INPUT ROWS:
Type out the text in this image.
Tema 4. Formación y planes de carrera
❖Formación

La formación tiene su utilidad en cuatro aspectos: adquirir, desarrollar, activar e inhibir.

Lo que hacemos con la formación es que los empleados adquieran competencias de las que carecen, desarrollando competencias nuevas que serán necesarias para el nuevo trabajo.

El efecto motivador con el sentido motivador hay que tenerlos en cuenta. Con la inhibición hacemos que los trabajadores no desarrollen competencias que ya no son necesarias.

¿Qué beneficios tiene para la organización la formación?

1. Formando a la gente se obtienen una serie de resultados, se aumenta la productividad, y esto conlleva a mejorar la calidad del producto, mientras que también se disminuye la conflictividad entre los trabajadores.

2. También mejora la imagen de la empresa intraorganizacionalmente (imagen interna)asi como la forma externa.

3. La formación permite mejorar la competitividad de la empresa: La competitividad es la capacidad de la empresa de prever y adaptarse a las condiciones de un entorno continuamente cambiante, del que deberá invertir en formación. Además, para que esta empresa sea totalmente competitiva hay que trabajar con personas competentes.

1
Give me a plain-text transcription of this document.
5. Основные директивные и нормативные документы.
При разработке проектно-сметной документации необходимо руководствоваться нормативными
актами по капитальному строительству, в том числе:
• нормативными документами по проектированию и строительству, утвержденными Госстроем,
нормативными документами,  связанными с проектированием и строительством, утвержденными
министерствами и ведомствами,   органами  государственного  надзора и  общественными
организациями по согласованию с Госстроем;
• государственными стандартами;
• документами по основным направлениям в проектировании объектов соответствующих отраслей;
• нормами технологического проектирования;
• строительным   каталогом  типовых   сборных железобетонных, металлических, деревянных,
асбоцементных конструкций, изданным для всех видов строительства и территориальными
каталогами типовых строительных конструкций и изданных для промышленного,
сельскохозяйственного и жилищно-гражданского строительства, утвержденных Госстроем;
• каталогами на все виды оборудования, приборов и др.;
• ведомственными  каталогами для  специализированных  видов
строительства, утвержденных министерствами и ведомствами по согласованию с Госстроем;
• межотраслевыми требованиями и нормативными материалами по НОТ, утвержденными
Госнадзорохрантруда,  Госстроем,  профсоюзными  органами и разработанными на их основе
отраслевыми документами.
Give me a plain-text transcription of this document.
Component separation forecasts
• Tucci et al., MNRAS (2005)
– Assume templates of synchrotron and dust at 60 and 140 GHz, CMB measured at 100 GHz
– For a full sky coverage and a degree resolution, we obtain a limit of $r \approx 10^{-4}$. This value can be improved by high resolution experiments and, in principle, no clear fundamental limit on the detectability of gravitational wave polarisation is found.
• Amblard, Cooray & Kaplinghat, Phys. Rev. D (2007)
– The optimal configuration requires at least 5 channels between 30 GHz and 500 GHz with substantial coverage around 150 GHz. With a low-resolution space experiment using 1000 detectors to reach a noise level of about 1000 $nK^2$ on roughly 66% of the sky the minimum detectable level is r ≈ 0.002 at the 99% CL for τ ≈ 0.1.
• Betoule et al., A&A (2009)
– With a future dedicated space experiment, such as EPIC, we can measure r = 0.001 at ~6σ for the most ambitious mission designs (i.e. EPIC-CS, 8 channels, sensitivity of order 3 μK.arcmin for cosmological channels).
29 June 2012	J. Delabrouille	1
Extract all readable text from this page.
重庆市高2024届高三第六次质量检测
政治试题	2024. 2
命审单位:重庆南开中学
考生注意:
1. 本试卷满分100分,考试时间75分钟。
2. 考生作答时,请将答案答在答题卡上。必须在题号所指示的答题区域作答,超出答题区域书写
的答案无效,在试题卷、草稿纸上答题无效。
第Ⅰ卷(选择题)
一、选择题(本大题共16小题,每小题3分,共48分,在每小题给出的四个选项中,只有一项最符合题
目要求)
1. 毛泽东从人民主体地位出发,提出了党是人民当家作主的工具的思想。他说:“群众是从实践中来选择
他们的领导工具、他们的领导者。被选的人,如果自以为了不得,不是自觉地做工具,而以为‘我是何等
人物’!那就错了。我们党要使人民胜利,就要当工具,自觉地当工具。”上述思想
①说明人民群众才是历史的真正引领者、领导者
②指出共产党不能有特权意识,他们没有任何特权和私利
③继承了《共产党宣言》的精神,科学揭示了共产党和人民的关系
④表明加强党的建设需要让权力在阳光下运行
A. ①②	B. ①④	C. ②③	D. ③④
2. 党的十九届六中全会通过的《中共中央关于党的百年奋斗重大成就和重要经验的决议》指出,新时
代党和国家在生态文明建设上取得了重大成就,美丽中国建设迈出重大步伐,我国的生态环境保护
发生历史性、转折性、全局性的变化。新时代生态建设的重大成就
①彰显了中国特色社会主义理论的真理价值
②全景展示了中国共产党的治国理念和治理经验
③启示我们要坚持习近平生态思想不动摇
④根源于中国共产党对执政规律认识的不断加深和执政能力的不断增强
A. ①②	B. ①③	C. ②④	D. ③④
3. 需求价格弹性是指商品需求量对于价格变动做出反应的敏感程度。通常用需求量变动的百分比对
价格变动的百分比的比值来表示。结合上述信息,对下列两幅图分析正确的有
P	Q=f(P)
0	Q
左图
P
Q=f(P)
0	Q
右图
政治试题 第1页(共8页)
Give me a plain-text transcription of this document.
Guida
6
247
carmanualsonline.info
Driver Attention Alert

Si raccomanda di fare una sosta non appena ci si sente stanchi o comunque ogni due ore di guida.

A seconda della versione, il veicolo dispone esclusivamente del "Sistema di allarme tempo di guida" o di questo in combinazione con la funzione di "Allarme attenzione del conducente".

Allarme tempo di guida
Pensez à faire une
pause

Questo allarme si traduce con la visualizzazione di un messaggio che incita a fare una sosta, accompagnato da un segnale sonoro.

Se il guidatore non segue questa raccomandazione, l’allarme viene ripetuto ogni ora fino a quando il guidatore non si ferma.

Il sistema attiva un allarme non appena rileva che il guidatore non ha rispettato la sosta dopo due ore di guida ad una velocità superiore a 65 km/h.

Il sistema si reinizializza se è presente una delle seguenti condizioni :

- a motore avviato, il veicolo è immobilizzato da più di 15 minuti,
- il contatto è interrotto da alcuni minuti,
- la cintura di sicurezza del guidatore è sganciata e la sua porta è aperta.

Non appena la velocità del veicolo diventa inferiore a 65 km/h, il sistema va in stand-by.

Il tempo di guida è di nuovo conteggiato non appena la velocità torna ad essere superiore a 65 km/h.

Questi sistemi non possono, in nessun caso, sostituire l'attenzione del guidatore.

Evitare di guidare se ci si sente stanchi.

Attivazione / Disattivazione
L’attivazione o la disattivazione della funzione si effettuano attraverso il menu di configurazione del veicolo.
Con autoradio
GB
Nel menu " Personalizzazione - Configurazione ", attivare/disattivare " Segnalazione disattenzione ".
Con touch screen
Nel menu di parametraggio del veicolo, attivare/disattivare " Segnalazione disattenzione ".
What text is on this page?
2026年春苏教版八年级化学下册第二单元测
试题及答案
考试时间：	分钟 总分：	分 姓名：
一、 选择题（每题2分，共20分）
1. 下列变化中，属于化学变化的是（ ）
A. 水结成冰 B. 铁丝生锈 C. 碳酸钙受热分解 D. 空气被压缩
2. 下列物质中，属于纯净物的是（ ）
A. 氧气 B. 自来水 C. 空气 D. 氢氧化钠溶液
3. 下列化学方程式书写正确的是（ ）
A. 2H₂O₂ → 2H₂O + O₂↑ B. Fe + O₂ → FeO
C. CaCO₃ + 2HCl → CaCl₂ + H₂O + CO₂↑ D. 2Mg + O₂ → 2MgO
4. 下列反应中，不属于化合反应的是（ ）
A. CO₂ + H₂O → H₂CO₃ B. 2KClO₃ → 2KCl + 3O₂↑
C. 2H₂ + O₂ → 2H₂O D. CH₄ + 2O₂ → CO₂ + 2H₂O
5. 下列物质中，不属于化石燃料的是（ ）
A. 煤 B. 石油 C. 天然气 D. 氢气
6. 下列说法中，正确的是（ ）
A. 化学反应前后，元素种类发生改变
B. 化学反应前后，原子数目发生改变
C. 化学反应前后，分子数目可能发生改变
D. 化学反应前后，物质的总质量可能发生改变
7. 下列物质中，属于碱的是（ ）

EXERCISE DETAILS:
Where does the word "строительству" appear? Return each line that holds it.

ANSWER TO THE TASK:
актами по капитальному строительству, в том числе:
• нормативными документами по проектированию и строительству, утвержденными Госстроем,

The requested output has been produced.